# Start of Exercise material

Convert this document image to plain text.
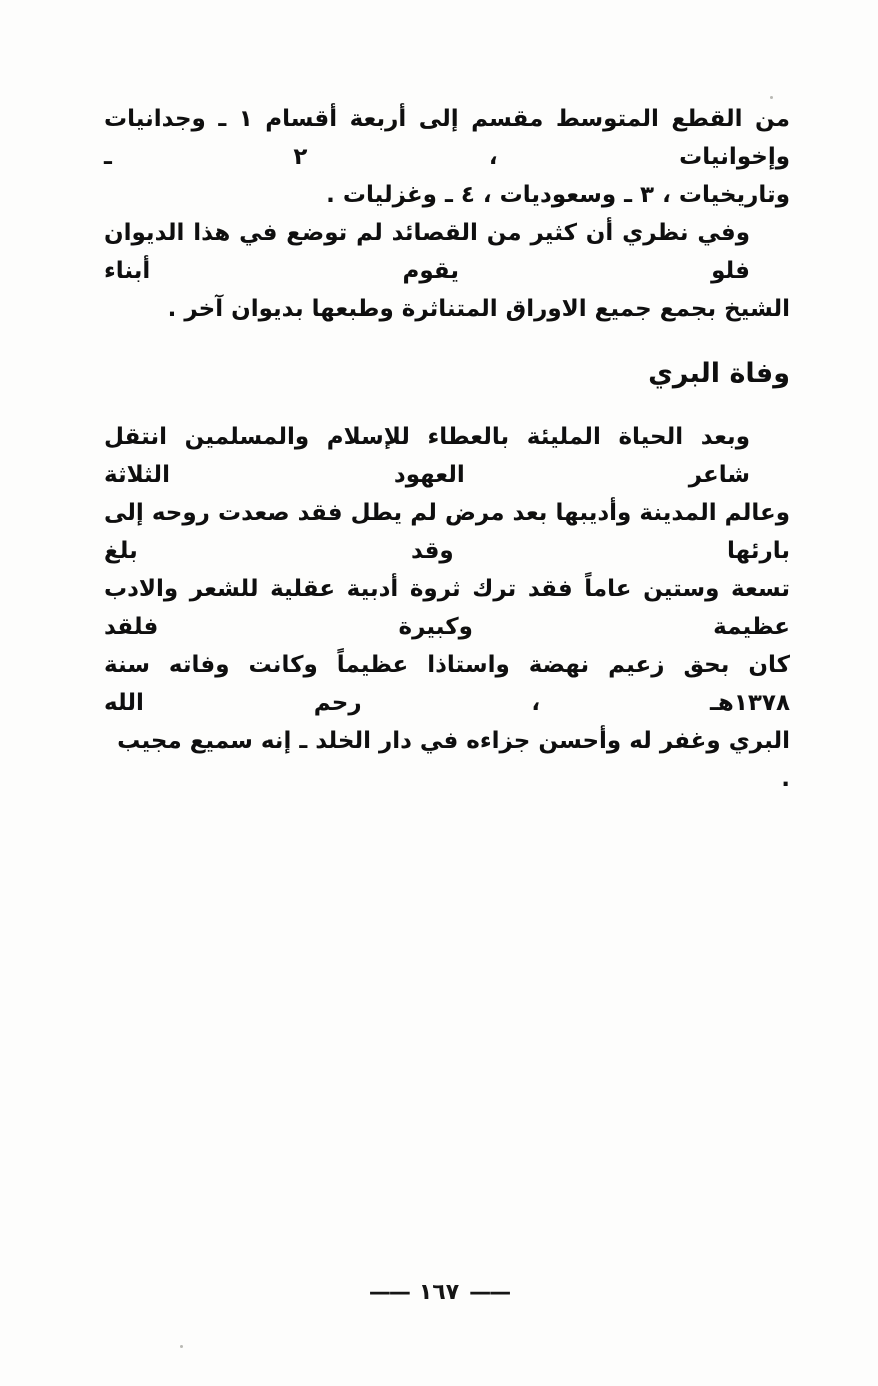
من القطع المتوسط مقسم إلى أربعة أقسام ١ ـ وجدانيات وإخوانيات ، ٢ ـ
وتاريخيات ، ٣ ـ وسعوديات ، ٤ ـ وغزليات .
وفي نظري أن كثير من القصائد لم توضع في هذا الديوان فلو يقوم أبناء
الشيخ بجمع جميع الاوراق المتناثرة وطبعها بديوان آخر .
وفاة البري
وبعد الحياة المليئة بالعطاء للإسلام والمسلمين انتقل شاعر العهود الثلاثة
وعالم المدينة وأديبها بعد مرض لم يطل فقد صعدت روحه إلى بارئها وقد بلغ
تسعة وستين عاماً فقد ترك ثروة أدبية عقلية للشعر والادب عظيمة وكبيرة فلقد
كان بحق زعيم نهضة واستاذا عظيماً وكانت وفاته سنة ١٣٧٨هـ ، رحم الله
البري وغفر له وأحسن جزاءه في دار الخلد ـ إنه سميع مجيب .
——١٦٧——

# End of Exercise material

- _Direction_: Repeat the data exactly, without the pictures.

- _Exercise output_:
Convert this document image to plain text.
من القطع المتوسط مقسم إلى أربعة أقسام ١ ـ وجدانيات وإخوانيات ، ٢ ـ
وتاريخيات ، ٣ ـ وسعوديات ، ٤ ـ وغزليات .
وفي نظري أن كثير من القصائد لم توضع في هذا الديوان فلو يقوم أبناء
الشيخ بجمع جميع الاوراق المتناثرة وطبعها بديوان آخر .
وفاة البري
وبعد الحياة المليئة بالعطاء للإسلام والمسلمين انتقل شاعر العهود الثلاثة
وعالم المدينة وأديبها بعد مرض لم يطل فقد صعدت روحه إلى بارئها وقد بلغ
تسعة وستين عاماً فقد ترك ثروة أدبية عقلية للشعر والادب عظيمة وكبيرة فلقد
كان بحق زعيم نهضة واستاذا عظيماً وكانت وفاته سنة ١٣٧٨هـ ، رحم الله
البري وغفر له وأحسن جزاءه في دار الخلد ـ إنه سميع مجيب .
——١٦٧——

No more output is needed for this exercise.